BEGIN Excerpted data
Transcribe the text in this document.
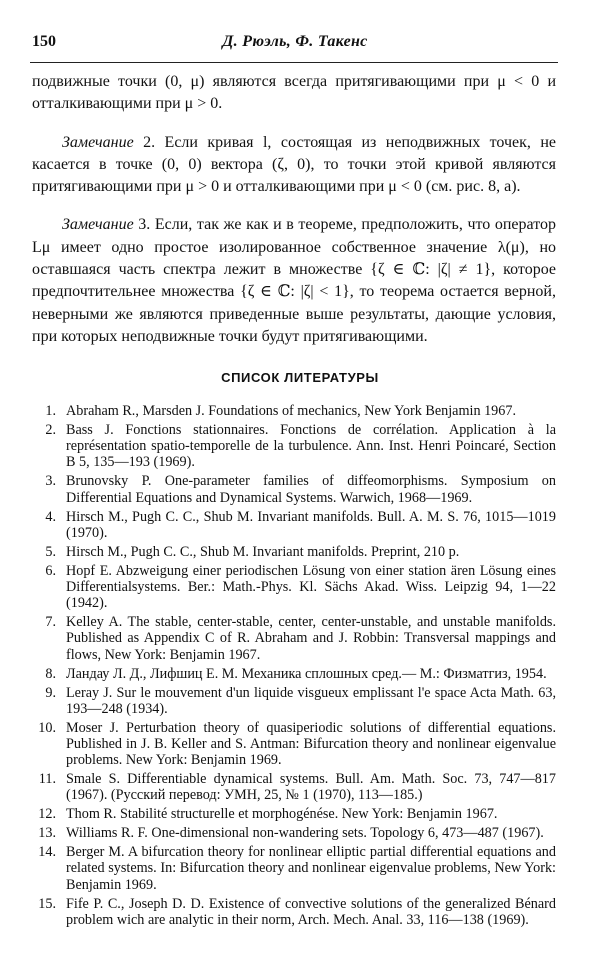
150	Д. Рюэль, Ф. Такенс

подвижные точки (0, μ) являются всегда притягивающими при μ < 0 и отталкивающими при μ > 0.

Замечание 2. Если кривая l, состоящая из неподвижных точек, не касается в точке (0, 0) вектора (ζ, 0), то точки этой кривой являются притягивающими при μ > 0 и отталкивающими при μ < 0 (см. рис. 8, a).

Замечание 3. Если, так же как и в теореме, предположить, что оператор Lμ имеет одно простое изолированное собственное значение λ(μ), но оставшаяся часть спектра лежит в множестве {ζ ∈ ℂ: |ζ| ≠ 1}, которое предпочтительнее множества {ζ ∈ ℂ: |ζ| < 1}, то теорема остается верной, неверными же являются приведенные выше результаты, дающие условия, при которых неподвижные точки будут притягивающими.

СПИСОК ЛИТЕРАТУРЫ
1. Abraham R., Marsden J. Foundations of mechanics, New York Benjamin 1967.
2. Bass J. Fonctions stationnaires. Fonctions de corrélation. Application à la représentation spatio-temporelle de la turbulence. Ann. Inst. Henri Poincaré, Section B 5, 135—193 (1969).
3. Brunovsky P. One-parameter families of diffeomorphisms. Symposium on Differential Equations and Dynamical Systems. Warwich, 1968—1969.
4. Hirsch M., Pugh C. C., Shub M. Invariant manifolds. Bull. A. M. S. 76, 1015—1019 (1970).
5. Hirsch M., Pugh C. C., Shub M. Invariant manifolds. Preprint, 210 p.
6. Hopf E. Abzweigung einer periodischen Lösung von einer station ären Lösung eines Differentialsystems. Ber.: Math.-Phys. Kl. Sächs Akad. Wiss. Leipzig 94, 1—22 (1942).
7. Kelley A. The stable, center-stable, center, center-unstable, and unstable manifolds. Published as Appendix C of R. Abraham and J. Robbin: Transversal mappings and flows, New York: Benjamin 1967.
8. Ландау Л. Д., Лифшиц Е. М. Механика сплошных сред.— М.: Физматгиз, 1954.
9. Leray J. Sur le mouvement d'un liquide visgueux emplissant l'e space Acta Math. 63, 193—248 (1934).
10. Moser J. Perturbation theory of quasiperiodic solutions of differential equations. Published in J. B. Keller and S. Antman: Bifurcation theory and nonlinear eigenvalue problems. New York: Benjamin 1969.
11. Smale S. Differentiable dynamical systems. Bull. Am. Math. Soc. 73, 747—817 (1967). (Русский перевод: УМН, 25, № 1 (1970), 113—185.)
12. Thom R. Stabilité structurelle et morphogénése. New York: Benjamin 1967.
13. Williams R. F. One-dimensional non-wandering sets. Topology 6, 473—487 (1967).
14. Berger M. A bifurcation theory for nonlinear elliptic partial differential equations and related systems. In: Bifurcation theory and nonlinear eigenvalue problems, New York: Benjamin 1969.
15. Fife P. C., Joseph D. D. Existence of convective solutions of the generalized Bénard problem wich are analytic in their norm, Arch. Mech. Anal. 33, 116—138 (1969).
END Excerpted data
Using the listing above, pull out all lines that hold the word "eigenvalue".

Output –
10. Moser J. Perturbation theory of quasiperiodic solutions of differential equations. Published in J. B. Keller and S. Antman: Bifurcation theory and nonlinear eigenvalue problems. New York: Benjamin 1969.
14. Berger M. A bifurcation theory for nonlinear elliptic partial differential equations and related systems. In: Bifurcation theory and nonlinear eigenvalue problems, New York: Benjamin 1969.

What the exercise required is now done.